**GOAL OF THE EXERCISE**. Take the lines from the one with "Read all visible content and emit it as JSON." to the end of the listing, both ends included, and quote them exactly, leaving pictures out.

(Extracted data entries)
******************************

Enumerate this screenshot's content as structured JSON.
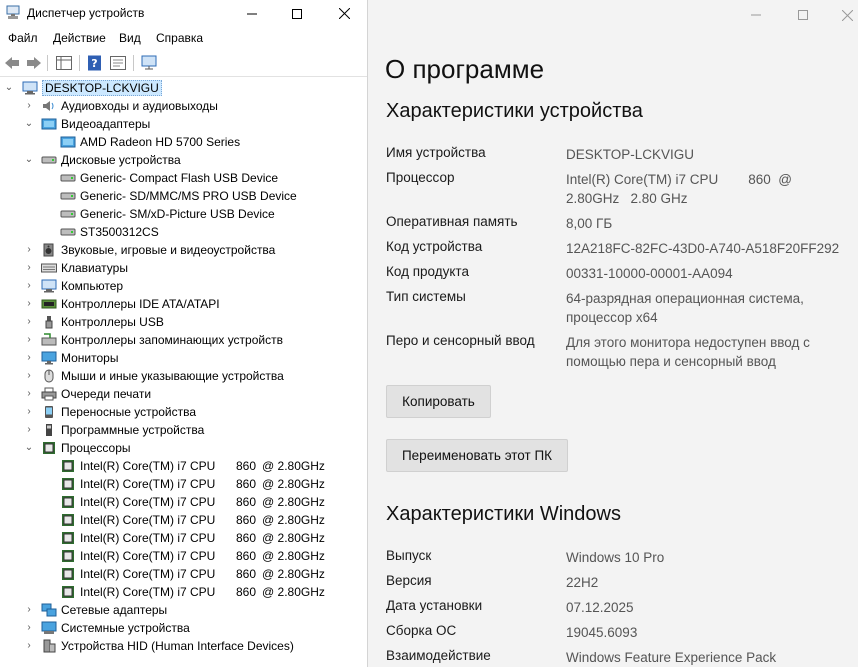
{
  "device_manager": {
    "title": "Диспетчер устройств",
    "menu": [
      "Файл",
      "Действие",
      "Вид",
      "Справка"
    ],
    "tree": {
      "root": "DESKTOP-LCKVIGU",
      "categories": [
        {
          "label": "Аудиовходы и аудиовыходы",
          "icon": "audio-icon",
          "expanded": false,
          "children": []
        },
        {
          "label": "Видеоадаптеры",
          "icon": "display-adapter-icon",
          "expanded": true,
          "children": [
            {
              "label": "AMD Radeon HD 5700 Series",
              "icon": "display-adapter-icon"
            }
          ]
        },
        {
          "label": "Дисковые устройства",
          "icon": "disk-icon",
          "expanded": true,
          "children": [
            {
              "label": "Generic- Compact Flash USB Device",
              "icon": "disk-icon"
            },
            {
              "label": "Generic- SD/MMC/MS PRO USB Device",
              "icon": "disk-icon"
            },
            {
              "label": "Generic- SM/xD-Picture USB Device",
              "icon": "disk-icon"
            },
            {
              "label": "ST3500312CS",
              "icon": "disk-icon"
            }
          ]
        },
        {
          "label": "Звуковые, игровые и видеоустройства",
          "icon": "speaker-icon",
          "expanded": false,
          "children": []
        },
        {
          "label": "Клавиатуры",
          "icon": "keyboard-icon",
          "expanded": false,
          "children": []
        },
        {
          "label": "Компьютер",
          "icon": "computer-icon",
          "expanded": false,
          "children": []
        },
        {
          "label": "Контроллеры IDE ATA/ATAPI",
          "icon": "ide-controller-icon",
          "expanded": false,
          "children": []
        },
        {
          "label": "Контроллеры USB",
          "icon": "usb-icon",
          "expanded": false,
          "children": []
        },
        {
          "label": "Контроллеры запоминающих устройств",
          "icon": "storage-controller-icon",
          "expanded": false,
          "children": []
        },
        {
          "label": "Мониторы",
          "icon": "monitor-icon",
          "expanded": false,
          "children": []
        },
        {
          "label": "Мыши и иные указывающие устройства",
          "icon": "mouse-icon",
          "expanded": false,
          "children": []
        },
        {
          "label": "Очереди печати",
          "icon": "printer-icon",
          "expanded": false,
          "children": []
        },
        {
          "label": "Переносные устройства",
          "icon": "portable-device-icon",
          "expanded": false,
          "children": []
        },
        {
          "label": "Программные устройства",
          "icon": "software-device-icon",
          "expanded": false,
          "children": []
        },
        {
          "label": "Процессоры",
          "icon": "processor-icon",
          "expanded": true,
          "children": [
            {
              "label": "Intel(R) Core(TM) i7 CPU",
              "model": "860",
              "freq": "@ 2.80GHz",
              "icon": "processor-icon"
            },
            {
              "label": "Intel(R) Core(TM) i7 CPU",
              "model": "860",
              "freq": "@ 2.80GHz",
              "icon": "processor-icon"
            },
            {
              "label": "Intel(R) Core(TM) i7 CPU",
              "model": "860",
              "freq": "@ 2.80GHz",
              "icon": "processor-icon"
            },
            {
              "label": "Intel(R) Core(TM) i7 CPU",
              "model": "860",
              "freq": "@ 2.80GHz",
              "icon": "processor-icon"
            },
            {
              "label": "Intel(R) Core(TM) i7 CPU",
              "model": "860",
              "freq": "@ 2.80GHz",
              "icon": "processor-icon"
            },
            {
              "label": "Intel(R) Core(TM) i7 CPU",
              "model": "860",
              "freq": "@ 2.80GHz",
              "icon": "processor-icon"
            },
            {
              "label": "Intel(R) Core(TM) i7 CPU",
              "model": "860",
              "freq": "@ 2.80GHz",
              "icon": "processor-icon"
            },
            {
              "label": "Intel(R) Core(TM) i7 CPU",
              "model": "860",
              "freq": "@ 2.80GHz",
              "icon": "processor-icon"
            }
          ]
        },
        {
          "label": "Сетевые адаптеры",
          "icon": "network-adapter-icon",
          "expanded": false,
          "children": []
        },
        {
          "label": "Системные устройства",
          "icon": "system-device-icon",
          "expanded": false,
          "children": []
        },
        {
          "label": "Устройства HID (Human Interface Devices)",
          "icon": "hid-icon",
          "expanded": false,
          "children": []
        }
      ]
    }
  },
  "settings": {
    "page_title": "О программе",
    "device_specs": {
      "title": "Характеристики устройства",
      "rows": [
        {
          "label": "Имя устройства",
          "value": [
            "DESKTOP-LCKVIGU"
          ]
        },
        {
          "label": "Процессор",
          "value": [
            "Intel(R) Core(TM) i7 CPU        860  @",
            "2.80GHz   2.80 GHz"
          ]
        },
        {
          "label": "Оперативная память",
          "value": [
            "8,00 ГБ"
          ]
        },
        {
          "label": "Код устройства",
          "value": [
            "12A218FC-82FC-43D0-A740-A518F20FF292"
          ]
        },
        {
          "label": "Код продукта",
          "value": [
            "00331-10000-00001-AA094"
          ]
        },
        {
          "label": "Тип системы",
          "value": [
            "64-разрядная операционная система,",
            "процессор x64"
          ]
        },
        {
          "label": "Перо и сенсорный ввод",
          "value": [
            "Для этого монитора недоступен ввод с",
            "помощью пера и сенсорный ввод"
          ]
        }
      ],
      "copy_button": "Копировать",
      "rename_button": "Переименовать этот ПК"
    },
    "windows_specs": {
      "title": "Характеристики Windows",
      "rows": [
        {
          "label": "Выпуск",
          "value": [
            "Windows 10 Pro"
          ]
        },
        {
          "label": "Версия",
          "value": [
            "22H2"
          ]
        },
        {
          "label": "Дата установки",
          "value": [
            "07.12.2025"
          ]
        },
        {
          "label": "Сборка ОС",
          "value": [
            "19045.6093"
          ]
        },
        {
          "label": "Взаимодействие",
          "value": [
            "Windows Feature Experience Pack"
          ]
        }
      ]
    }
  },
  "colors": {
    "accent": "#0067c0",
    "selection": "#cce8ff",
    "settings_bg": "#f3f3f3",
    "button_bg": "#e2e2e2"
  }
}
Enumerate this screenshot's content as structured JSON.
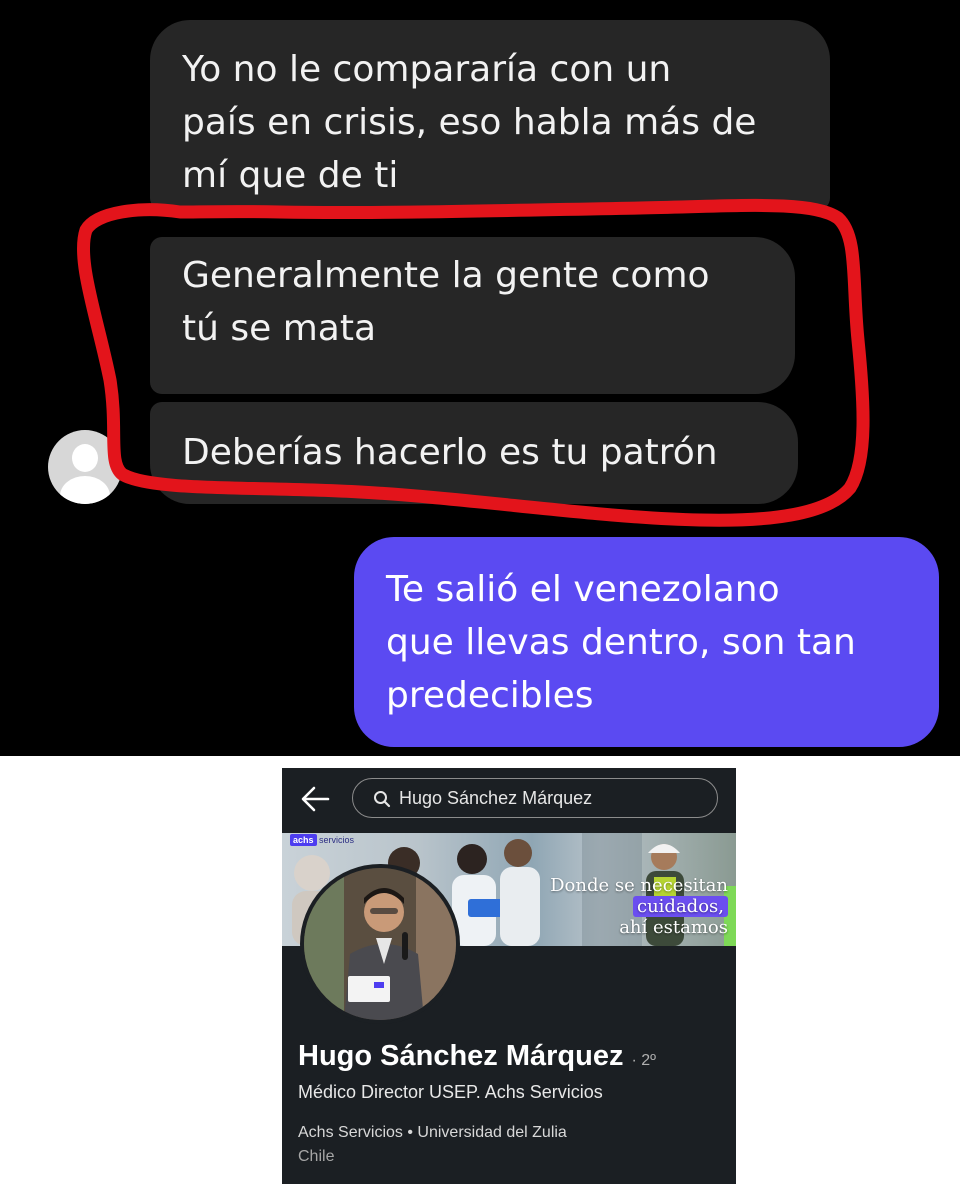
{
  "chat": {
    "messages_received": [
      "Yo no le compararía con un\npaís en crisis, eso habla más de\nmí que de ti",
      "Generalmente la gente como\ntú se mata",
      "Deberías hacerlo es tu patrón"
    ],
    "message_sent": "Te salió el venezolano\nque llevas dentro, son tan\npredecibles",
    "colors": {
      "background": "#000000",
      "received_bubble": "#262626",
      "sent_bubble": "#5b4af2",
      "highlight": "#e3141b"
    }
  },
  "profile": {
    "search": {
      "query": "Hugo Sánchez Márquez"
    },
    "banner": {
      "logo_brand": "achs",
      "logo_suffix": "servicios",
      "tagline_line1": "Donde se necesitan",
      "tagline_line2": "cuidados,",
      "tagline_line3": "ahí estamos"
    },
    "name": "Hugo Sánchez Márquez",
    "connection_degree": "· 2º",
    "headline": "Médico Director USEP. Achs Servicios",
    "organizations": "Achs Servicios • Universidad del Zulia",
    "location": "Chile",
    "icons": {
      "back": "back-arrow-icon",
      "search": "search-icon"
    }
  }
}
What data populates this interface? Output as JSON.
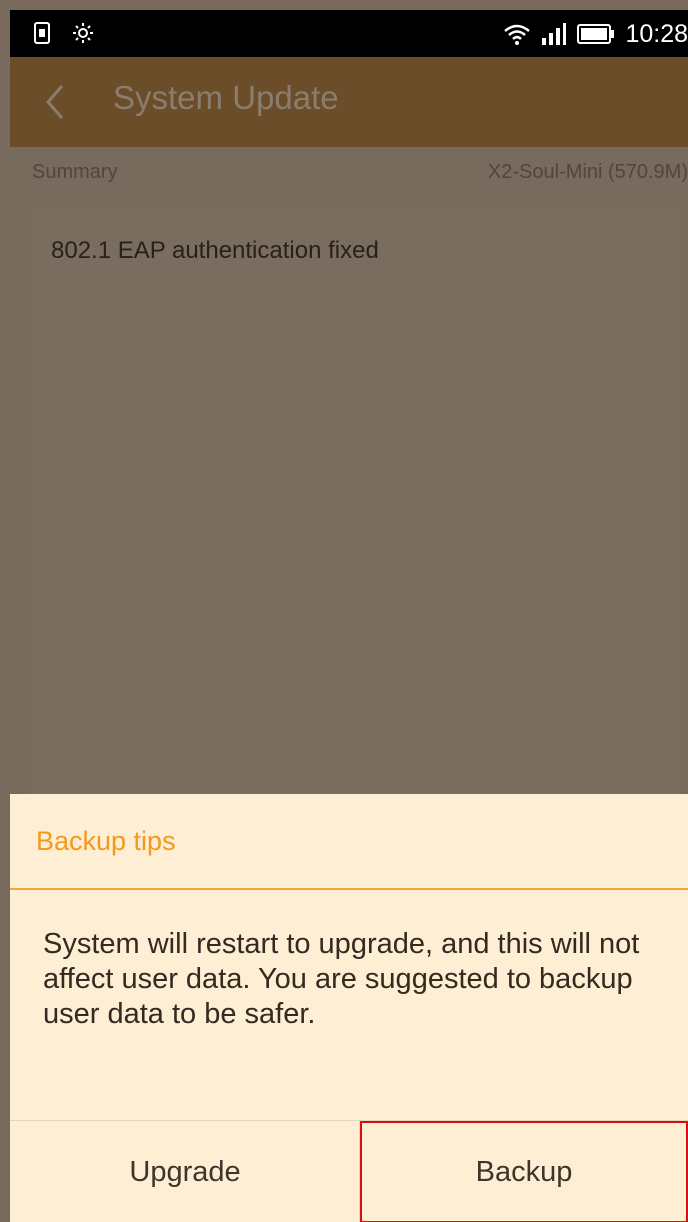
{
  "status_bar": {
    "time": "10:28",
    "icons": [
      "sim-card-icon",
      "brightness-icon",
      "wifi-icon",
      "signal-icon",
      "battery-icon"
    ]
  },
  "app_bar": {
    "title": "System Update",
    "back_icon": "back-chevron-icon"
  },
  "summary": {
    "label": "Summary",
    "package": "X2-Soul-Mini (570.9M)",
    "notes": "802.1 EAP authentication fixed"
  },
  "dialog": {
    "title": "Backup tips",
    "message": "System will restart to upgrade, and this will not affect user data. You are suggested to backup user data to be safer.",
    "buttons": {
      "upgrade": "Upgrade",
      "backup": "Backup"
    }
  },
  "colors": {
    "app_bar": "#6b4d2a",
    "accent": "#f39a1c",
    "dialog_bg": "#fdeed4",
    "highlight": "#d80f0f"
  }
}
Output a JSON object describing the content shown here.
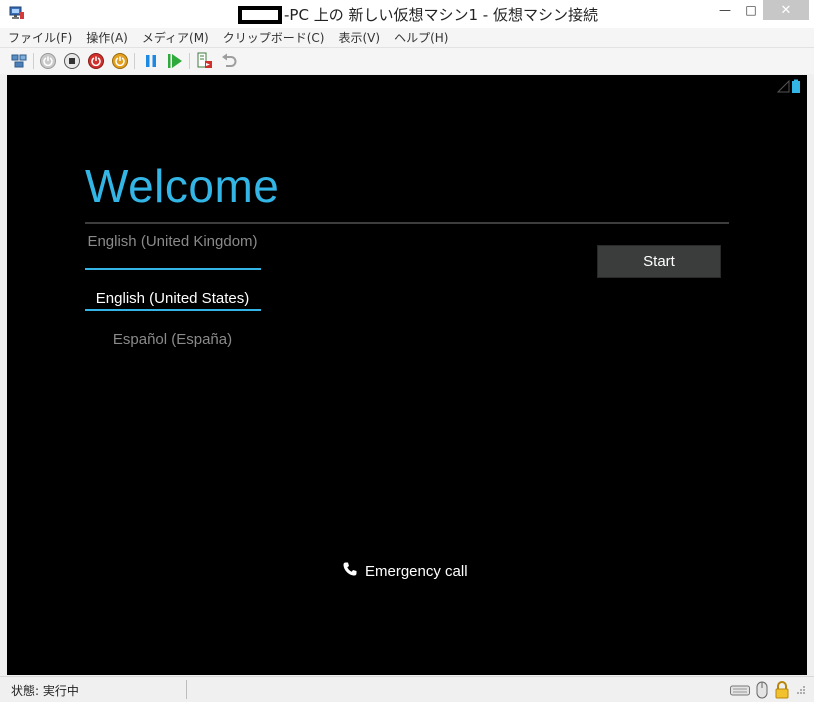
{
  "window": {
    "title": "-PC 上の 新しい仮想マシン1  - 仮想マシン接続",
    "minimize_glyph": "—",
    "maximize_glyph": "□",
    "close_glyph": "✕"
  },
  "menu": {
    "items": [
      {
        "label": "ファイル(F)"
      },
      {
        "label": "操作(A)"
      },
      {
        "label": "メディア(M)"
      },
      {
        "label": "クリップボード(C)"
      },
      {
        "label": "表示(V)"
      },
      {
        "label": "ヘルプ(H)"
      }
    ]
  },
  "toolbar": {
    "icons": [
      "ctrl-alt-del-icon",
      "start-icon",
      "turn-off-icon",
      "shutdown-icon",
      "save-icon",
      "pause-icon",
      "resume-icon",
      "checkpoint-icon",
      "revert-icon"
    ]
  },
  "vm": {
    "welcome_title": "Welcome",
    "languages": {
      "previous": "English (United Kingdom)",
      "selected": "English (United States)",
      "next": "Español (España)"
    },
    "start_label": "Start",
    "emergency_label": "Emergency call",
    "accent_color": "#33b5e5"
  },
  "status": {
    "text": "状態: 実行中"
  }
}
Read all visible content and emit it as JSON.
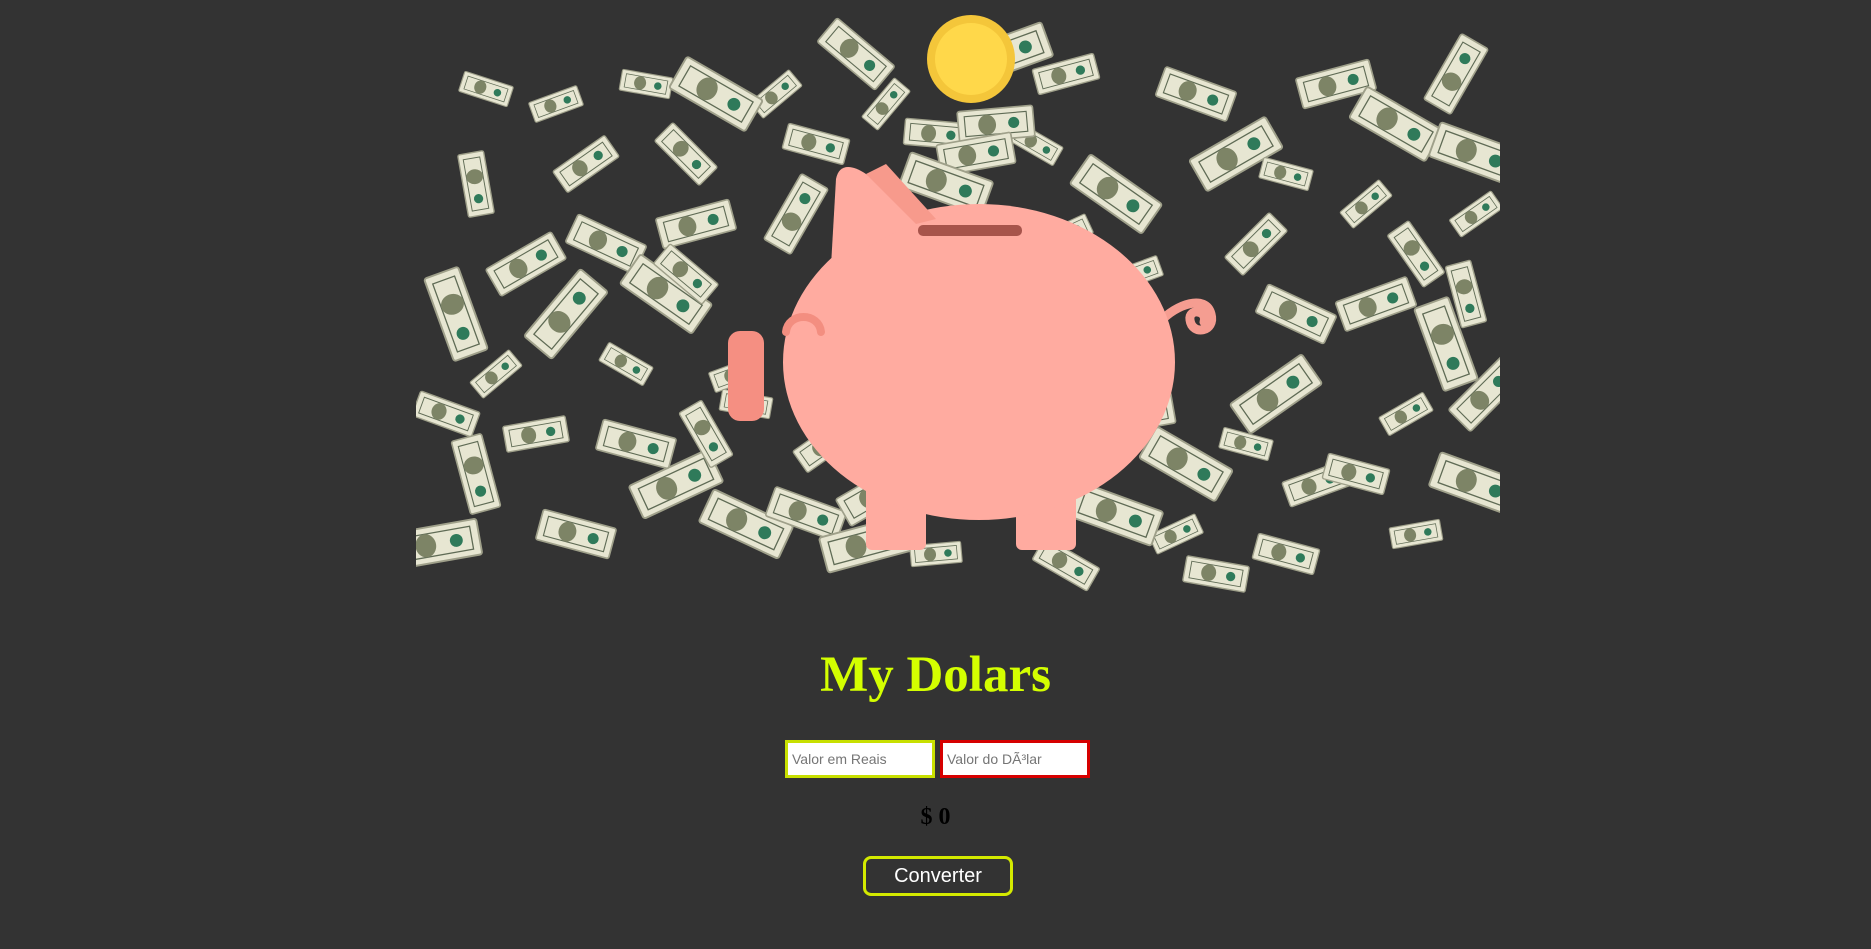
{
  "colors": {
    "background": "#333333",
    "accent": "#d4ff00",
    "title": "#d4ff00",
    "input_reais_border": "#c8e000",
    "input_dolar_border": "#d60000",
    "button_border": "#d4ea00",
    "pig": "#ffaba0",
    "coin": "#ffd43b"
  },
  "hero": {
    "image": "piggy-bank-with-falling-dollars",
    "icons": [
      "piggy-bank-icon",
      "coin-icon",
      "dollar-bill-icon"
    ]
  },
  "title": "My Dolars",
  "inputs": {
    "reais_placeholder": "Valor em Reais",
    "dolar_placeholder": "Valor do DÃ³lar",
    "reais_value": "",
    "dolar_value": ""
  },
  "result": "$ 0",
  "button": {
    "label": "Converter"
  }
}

******************************

**FULL OUTPUT**.
Read all visible content and emit it as JSON.
{
  "colors": {
    "background": "#333333",
    "accent": "#d4ff00",
    "title": "#d4ff00",
    "input_reais_border": "#c8e000",
    "input_dolar_border": "#d60000",
    "button_border": "#d4ea00",
    "pig": "#ffaba0",
    "coin": "#ffd43b"
  },
  "hero": {
    "image": "piggy-bank-with-falling-dollars",
    "icons": [
      "piggy-bank-icon",
      "coin-icon",
      "dollar-bill-icon"
    ]
  },
  "title": "My Dolars",
  "inputs": {
    "reais_placeholder": "Valor em Reais",
    "dolar_placeholder": "Valor do DÃ³lar",
    "reais_value": "",
    "dolar_value": ""
  },
  "result": "$ 0",
  "button": {
    "label": "Converter"
  }
}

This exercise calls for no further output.